» WORK TO COMPLETE
Below is a block of records. Copy every line in it that contains the word "document".

Dataset entries
----

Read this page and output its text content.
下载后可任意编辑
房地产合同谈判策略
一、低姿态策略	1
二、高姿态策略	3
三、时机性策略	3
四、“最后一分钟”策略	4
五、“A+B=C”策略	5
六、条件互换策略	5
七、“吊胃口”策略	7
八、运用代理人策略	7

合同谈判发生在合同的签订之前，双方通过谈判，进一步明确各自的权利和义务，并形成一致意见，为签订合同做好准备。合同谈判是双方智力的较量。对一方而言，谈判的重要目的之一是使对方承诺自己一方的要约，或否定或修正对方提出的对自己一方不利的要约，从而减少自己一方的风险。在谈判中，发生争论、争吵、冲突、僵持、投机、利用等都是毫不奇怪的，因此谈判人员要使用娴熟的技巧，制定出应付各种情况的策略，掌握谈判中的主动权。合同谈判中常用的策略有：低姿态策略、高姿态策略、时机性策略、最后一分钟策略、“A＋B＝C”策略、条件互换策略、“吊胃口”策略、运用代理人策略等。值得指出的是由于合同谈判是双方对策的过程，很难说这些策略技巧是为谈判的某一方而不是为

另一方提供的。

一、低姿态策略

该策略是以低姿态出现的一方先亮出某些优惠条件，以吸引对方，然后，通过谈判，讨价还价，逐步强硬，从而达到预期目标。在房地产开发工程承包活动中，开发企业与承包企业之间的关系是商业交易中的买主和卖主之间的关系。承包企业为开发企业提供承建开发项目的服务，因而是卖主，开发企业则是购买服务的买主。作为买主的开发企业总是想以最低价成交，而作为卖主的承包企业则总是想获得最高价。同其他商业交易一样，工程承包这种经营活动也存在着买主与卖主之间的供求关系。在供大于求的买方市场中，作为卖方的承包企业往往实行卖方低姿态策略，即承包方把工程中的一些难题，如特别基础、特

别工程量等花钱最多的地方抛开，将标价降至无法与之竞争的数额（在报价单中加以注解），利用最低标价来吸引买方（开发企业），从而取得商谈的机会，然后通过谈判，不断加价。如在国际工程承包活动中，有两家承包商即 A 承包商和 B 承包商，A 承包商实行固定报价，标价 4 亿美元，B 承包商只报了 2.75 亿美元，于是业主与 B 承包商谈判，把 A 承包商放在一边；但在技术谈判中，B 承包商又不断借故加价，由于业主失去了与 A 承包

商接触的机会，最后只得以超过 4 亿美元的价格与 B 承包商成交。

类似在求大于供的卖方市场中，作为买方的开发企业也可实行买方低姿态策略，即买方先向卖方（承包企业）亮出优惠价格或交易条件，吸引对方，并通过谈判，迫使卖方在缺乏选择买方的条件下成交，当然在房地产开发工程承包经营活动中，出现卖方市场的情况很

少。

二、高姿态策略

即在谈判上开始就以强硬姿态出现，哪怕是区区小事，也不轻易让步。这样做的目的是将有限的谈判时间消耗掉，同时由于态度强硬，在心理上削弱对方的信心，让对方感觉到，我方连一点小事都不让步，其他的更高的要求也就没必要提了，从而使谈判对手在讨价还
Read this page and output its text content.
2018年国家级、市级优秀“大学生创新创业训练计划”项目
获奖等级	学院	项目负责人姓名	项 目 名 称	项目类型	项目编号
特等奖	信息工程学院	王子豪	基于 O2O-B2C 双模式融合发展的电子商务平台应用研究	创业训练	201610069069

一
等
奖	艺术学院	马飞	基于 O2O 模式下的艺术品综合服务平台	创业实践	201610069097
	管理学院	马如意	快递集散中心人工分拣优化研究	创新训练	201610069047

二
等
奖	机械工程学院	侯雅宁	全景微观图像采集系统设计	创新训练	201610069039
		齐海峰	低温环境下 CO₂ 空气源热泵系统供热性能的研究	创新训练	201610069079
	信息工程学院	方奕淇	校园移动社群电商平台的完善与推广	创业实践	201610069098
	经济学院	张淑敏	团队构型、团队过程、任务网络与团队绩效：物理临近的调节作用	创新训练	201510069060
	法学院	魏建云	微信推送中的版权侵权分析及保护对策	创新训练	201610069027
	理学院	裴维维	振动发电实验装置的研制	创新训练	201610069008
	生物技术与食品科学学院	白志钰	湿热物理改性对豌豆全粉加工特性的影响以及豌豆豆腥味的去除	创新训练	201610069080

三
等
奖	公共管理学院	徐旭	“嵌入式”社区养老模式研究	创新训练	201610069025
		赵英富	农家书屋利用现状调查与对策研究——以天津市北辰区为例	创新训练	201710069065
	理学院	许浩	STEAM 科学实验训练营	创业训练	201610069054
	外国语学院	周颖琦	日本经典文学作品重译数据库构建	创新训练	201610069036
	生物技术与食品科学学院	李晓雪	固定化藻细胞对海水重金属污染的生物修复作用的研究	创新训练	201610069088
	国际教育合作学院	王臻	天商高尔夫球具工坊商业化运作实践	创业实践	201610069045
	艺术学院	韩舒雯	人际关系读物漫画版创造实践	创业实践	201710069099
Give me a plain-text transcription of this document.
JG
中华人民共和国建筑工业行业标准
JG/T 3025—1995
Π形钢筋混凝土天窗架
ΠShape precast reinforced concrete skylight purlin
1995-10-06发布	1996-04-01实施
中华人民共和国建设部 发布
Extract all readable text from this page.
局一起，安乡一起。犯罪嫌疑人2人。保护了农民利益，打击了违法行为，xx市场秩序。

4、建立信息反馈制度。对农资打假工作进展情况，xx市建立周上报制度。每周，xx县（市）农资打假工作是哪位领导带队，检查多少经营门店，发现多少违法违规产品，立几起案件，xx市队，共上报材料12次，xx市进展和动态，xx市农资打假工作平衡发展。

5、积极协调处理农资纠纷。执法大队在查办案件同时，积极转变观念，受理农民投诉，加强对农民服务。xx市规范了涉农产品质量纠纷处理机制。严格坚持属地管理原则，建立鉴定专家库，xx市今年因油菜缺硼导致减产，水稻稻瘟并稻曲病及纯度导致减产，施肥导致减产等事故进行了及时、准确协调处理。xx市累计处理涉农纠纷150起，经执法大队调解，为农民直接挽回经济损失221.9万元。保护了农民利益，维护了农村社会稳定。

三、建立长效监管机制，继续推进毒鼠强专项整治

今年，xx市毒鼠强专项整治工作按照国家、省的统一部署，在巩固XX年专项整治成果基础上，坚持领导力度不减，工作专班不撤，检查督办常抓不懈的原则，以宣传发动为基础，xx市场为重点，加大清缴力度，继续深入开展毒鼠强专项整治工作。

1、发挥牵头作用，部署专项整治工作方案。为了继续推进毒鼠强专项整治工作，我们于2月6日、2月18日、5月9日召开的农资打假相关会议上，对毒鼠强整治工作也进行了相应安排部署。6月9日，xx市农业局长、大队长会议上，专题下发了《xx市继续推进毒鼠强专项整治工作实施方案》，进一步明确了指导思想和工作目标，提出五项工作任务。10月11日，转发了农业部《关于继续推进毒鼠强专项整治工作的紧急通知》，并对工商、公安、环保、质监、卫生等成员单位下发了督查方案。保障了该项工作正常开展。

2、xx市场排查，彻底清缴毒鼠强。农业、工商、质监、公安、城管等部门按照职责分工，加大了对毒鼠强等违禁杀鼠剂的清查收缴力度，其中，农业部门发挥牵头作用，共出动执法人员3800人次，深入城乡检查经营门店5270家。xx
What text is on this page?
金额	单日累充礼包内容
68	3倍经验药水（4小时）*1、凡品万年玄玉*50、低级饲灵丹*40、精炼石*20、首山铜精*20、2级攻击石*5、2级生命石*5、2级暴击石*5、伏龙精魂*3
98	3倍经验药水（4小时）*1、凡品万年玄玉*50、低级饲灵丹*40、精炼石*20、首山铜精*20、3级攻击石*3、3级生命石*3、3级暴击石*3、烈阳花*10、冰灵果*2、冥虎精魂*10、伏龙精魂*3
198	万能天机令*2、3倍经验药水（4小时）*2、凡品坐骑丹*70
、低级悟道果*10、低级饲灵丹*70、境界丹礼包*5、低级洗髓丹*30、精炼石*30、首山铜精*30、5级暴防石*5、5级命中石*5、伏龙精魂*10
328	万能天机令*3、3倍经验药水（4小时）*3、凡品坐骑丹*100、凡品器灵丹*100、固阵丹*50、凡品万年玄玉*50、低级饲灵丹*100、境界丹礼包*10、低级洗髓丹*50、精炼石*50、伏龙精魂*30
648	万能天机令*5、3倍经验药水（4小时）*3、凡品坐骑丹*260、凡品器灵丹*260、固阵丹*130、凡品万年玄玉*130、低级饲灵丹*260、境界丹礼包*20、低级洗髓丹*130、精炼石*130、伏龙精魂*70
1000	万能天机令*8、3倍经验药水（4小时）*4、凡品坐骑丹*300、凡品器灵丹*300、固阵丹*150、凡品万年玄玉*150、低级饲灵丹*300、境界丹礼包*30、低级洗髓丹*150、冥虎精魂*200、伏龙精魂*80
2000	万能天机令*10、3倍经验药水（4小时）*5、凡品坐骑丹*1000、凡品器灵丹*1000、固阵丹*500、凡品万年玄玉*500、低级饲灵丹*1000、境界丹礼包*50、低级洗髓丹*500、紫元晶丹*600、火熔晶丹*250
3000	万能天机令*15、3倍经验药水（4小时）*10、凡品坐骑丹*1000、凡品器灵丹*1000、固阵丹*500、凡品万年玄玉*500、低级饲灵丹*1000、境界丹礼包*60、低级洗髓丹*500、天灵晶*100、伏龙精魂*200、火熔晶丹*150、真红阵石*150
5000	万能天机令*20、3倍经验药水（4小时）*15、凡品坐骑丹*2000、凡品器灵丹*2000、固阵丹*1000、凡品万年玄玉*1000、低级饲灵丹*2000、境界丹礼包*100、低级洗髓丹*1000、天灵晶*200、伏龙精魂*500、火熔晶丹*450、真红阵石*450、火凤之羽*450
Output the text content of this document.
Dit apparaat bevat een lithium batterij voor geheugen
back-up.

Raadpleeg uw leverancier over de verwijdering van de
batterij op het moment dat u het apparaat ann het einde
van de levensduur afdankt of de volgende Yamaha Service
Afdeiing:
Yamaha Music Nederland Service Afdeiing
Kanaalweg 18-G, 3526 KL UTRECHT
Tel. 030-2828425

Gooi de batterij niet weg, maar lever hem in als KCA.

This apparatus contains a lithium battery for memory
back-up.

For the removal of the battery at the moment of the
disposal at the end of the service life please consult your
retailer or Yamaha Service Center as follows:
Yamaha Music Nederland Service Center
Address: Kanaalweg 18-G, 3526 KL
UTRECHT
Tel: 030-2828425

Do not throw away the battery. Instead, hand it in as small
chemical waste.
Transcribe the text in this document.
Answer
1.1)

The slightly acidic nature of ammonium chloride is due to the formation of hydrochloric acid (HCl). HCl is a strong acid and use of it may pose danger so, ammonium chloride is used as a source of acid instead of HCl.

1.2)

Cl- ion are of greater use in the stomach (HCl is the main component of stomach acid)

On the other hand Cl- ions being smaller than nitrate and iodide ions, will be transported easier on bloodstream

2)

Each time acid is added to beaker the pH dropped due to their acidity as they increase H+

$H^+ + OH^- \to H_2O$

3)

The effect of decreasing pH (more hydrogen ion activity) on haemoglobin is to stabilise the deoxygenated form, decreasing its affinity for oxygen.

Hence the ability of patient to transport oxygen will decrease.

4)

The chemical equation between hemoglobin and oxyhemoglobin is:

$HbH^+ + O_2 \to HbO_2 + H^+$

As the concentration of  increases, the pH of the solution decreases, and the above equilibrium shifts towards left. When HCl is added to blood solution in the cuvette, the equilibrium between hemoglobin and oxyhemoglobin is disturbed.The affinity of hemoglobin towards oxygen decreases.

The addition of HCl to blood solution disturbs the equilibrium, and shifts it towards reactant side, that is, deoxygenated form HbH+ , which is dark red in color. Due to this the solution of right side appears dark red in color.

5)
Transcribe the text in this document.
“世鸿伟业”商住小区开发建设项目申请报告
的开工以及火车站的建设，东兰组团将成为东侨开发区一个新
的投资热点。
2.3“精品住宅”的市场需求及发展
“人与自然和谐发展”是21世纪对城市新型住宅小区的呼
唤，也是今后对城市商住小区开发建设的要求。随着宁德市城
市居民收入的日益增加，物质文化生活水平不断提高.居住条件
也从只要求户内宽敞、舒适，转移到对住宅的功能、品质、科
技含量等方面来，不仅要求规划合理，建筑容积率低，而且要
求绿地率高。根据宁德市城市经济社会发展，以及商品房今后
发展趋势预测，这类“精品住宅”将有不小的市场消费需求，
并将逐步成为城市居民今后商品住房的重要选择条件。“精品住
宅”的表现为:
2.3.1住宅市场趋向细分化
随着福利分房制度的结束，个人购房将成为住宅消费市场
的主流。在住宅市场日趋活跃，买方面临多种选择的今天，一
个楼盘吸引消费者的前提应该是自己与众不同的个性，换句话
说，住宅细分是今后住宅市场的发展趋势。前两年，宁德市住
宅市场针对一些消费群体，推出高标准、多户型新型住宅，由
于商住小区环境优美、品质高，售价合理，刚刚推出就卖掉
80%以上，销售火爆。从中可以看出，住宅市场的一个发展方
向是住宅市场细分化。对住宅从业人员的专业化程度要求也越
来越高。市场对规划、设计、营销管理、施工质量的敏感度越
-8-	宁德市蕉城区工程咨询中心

----

» CORRECT RESULT
Give me a plain-text transcription of this document.
Output the text content of this document.
Transcribe the text in this document.
Transcribe the text in this document.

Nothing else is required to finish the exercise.